Objective:
Go through the records line by line and work out how many lines hold the word "上海科学技术出版社". Answer with the number only.

--- Start Record excerpts ---

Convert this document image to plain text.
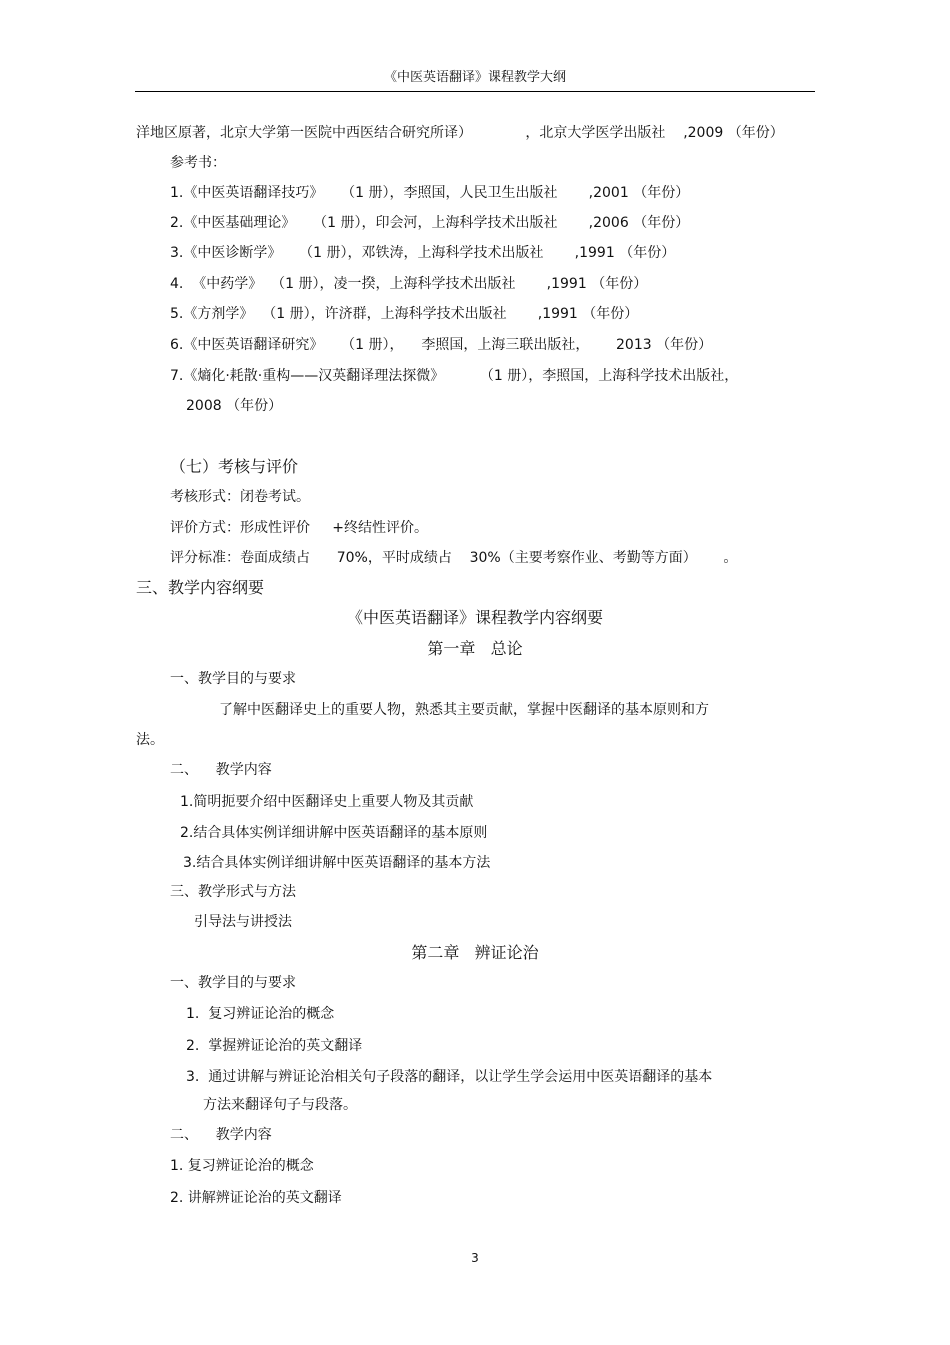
《中医英语翻译》课程教学大纲
洋地区原著，北京大学第一医院中西医结合研究所译）            ，北京大学医学出版社    ,2009 （年份）
参考书：
1.《中医英语翻译技巧》    （1 册），李照国，人民卫生出版社       ,2001 （年份）
2.《中医基础理论》    （1 册），印会河，上海科学技术出版社       ,2006 （年份）
3.《中医诊断学》    （1 册），邓铁涛，上海科学技术出版社       ,1991 （年份）
4.  《中药学》  （1 册），凌一揆，上海科学技术出版社       ,1991 （年份）
5.《方剂学》  （1 册），许济群，上海科学技术出版社       ,1991 （年份）
6.《中医英语翻译研究》    （1 册），    李照国，上海三联出版社，      2013 （年份）
7.《熵化·耗散·重构——汉英翻译理法探微》        （1 册），李照国，上海科学技术出版社，
2008 （年份）
（七）考核与评价
考核形式：闭卷考试。
评价方式：形成性评价     +终结性评价。
评分标准：卷面成绩占      70%，平时成绩占    30%（主要考察作业、考勤等方面）      。
三、教学内容纲要
《中医英语翻译》课程教学内容纲要
第一章   总论
一、教学目的与要求
了解中医翻译史上的重要人物，熟悉其主要贡献，掌握中医翻译的基本原则和方
法。
二、    教学内容
1.简明扼要介绍中医翻译史上重要人物及其贡献
2.结合具体实例详细讲解中医英语翻译的基本原则
3.结合具体实例详细讲解中医英语翻译的基本方法
三、教学形式与方法
引导法与讲授法
第二章   辨证论治
一、教学目的与要求
1.  复习辨证论治的概念
2.  掌握辨证论治的英文翻译
3.  通过讲解与辨证论治相关句子段落的翻译，以让学生学会运用中医英语翻译的基本
方法来翻译句子与段落。
二、    教学内容
1. 复习辨证论治的概念
2. 讲解辨证论治的英文翻译
3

--- End Record excerpts ---

Solution to the exercise:
5